SET EXERCISE: For the copy, please give all of the data again exactly and leave the pictures out.

INPUT RECORDS:
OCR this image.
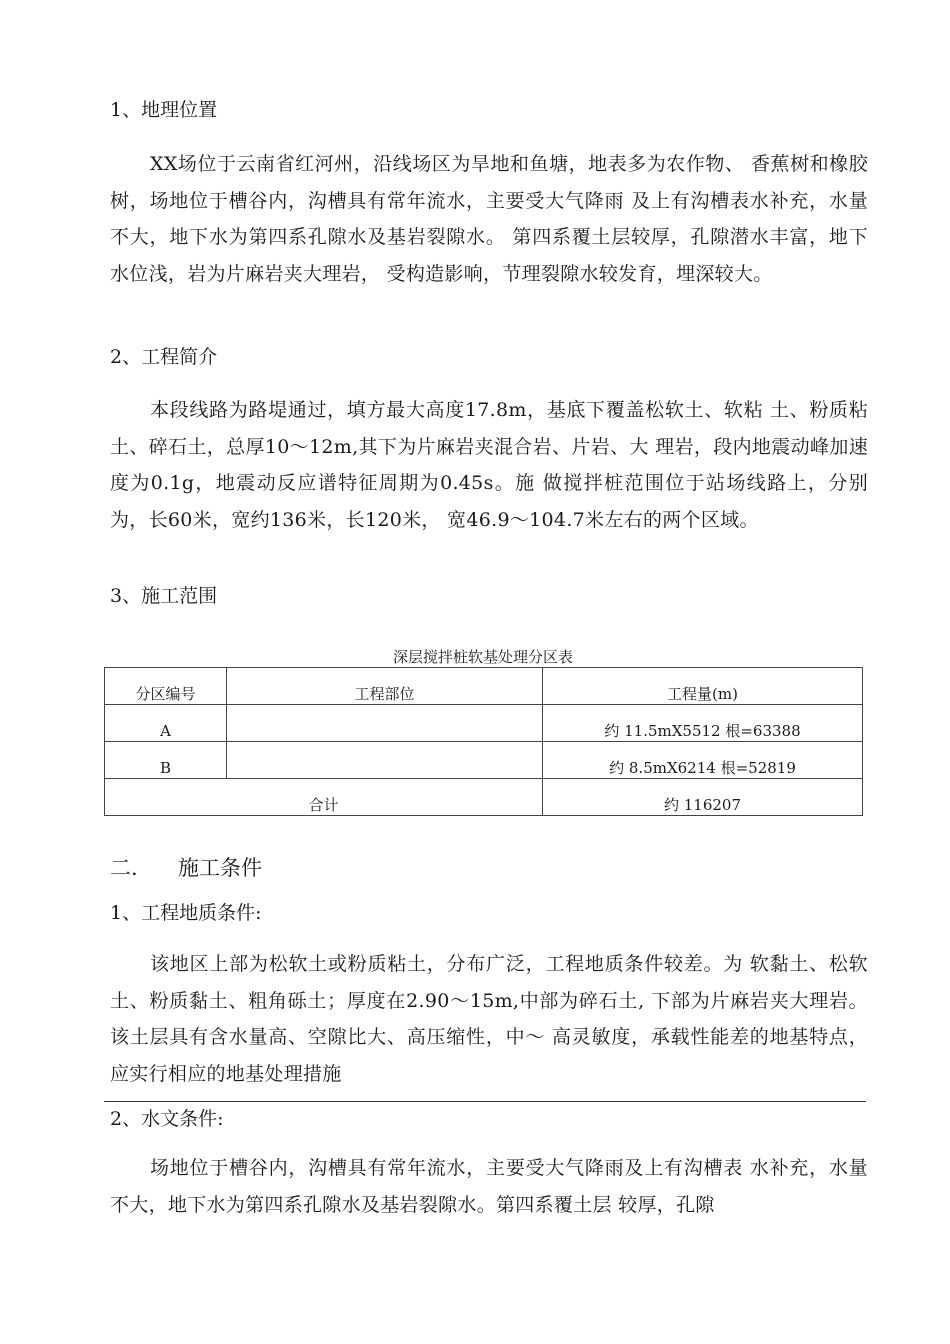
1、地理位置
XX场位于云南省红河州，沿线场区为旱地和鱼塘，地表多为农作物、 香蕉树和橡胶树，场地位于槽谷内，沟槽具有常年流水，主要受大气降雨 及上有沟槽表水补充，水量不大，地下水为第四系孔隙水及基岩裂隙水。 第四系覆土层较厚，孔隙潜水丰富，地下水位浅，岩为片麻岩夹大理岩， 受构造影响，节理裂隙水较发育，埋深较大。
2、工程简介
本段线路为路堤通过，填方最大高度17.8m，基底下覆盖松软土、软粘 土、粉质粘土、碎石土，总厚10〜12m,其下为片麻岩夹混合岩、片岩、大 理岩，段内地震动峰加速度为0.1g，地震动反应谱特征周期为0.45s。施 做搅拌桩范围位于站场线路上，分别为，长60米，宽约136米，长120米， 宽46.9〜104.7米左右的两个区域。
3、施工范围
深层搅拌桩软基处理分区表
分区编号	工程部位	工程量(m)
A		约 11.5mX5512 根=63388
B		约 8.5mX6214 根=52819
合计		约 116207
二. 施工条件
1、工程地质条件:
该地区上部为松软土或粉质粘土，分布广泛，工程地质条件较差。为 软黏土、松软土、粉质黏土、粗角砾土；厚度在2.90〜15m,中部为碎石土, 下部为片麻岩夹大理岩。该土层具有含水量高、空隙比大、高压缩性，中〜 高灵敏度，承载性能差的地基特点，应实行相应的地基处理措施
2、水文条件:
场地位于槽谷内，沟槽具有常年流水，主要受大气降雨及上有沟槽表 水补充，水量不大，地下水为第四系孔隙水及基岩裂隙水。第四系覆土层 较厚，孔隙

SOLUTION FOR THIS PROBLEM:
OCR this image.
1、地理位置
XX场位于云南省红河州，沿线场区为旱地和鱼塘，地表多为农作物、 香蕉树和橡胶树，场地位于槽谷内，沟槽具有常年流水，主要受大气降雨 及上有沟槽表水补充，水量不大，地下水为第四系孔隙水及基岩裂隙水。 第四系覆土层较厚，孔隙潜水丰富，地下水位浅，岩为片麻岩夹大理岩， 受构造影响，节理裂隙水较发育，埋深较大。
2、工程简介
本段线路为路堤通过，填方最大高度17.8m，基底下覆盖松软土、软粘 土、粉质粘土、碎石土，总厚10〜12m,其下为片麻岩夹混合岩、片岩、大 理岩，段内地震动峰加速度为0.1g，地震动反应谱特征周期为0.45s。施 做搅拌桩范围位于站场线路上，分别为，长60米，宽约136米，长120米， 宽46.9〜104.7米左右的两个区域。
3、施工范围
深层搅拌桩软基处理分区表
分区编号	工程部位	工程量(m)
A		约 11.5mX5512 根=63388
B		约 8.5mX6214 根=52819
合计		约 116207
二. 施工条件
1、工程地质条件:
该地区上部为松软土或粉质粘土，分布广泛，工程地质条件较差。为 软黏土、松软土、粉质黏土、粗角砾土；厚度在2.90〜15m,中部为碎石土, 下部为片麻岩夹大理岩。该土层具有含水量高、空隙比大、高压缩性，中〜 高灵敏度，承载性能差的地基特点，应实行相应的地基处理措施
2、水文条件:
场地位于槽谷内，沟槽具有常年流水，主要受大气降雨及上有沟槽表 水补充，水量不大，地下水为第四系孔隙水及基岩裂隙水。第四系覆土层 较厚，孔隙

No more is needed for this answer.